■ **TASK PROMPT**
Work through the data line by line, gathering every line that has the word "being".

[Stored data]
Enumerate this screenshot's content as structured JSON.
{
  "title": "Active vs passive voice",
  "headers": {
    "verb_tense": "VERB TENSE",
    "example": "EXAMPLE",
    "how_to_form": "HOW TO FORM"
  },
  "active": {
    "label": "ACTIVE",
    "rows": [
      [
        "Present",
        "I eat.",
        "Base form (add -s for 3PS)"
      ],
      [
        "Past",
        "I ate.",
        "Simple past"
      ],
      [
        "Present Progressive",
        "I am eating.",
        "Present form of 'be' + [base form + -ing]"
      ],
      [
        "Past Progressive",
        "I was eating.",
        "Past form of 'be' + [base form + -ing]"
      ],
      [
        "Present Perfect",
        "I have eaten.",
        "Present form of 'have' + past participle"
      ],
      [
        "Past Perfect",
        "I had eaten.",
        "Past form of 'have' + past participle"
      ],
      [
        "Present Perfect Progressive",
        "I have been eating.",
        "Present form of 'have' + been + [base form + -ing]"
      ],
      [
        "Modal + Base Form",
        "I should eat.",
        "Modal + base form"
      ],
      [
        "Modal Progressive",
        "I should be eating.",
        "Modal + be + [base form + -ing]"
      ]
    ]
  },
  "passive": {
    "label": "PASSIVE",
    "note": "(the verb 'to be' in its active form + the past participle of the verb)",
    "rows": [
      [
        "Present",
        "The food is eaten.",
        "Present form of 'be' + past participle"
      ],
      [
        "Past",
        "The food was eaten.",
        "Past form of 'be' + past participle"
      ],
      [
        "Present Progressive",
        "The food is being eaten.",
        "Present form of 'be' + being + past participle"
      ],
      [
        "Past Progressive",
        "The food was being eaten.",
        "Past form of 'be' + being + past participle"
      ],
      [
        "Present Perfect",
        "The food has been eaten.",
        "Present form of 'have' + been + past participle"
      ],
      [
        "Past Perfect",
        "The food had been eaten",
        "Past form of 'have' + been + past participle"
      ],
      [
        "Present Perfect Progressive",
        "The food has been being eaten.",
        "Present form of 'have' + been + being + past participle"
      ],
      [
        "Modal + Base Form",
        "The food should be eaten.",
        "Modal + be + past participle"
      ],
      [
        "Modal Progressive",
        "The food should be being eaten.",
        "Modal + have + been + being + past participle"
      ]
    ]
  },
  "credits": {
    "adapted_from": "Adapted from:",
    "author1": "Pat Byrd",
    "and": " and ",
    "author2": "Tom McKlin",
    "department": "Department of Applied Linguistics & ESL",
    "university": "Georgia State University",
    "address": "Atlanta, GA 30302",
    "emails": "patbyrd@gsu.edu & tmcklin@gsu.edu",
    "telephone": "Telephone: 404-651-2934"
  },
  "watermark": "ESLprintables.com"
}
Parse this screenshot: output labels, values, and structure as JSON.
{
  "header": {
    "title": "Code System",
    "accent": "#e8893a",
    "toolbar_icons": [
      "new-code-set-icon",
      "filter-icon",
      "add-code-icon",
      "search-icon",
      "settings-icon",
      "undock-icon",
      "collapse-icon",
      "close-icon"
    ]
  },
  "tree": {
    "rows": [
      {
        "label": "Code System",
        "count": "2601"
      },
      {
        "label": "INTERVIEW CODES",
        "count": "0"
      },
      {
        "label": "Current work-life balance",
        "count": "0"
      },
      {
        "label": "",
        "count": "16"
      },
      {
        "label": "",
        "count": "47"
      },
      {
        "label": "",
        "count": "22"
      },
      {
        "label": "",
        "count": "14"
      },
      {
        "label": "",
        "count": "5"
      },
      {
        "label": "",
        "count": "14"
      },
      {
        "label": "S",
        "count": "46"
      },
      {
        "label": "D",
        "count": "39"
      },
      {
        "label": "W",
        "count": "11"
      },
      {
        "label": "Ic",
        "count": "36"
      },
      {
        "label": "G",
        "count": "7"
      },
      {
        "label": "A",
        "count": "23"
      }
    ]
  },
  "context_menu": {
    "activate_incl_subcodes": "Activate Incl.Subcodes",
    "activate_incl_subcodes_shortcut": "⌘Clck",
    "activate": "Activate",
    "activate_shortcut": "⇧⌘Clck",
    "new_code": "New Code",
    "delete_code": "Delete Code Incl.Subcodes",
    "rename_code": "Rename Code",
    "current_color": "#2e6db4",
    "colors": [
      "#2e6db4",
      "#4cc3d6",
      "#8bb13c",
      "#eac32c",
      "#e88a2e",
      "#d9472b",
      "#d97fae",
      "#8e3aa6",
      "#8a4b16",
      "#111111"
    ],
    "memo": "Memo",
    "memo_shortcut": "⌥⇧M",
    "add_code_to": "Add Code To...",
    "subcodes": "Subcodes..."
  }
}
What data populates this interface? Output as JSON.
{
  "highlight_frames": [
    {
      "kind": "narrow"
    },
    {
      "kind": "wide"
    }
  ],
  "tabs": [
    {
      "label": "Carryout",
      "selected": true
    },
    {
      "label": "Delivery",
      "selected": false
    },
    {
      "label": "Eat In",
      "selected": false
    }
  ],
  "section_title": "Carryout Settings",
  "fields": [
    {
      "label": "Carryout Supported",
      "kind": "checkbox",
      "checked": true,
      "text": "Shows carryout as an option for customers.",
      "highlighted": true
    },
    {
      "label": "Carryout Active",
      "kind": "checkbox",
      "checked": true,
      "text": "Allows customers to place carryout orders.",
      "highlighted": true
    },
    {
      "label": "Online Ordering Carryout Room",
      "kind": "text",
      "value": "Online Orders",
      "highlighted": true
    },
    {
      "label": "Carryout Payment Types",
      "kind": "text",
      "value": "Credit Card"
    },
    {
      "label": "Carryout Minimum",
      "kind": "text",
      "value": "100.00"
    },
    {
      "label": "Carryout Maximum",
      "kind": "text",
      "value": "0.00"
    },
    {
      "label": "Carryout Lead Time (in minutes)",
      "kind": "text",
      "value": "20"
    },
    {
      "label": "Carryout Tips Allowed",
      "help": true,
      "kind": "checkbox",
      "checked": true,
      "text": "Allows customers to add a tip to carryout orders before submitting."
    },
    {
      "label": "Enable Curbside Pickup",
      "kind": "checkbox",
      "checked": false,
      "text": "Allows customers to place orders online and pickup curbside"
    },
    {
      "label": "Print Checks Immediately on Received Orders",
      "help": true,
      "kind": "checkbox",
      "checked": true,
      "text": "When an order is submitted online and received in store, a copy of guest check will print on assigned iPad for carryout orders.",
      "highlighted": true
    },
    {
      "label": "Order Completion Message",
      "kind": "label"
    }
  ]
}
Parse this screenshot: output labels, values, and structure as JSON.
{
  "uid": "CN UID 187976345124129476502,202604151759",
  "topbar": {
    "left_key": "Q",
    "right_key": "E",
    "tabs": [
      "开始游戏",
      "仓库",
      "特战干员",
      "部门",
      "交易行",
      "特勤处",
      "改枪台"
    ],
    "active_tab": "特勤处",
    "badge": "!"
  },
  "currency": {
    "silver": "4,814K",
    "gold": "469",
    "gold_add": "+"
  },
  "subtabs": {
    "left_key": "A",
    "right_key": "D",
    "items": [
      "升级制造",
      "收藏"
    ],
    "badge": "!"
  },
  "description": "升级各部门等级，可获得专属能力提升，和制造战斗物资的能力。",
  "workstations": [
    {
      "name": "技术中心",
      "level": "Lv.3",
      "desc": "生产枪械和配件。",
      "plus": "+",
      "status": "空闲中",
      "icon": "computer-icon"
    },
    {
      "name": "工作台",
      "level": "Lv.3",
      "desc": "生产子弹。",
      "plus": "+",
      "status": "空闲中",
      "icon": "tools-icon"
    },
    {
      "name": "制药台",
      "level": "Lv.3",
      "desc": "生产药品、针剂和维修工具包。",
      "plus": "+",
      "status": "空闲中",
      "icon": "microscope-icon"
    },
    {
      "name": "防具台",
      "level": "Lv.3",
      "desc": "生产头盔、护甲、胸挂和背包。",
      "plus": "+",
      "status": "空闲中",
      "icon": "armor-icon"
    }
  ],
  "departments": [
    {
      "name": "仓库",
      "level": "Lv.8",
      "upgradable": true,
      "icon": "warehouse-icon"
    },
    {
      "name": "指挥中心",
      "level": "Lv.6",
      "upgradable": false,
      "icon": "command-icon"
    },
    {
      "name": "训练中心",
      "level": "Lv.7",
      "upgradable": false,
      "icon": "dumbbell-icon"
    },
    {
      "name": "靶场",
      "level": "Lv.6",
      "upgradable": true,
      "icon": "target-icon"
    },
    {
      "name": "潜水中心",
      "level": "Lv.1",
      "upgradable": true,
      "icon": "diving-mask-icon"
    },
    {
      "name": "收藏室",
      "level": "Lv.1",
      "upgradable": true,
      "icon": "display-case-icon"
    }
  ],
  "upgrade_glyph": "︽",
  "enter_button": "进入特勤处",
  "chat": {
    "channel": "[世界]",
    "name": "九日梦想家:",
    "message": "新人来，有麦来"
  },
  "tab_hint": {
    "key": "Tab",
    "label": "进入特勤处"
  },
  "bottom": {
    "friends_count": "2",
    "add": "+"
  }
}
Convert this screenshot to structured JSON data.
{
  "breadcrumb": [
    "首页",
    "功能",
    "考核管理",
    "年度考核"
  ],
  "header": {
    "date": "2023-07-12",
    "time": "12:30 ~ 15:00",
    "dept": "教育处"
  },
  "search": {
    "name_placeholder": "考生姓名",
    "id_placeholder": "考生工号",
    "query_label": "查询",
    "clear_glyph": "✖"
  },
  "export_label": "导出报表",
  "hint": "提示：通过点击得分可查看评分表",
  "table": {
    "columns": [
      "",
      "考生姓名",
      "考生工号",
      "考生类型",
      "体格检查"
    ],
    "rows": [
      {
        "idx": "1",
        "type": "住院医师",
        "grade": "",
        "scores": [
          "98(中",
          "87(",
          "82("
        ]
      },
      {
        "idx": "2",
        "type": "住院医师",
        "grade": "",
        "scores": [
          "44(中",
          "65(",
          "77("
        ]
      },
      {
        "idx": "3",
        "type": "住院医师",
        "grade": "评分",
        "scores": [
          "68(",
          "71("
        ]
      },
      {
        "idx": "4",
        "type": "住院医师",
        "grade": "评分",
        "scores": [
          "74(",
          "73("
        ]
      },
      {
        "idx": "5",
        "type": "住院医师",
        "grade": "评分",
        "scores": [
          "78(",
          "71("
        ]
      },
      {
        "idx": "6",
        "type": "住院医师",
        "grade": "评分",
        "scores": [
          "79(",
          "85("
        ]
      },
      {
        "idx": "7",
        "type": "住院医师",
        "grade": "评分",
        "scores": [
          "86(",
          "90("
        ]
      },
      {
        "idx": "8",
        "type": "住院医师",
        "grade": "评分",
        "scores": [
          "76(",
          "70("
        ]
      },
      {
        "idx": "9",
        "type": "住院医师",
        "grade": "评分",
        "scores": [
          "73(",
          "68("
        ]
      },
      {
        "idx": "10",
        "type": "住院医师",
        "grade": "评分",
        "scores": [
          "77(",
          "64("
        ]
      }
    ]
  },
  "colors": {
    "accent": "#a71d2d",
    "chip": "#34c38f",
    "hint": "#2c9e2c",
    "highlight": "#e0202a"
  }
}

■ **WRITTEN SOLUTION**
        "The food is being eaten.",
        "Present form of 'be' + being + past participle"
        "The food was being eaten.",
        "Past form of 'be' + being + past participle"
        "The food has been being eaten.",
        "Present form of 'have' + been + being + past participle"
        "The food should be being eaten.",
        "Modal + have + been + being + past participle"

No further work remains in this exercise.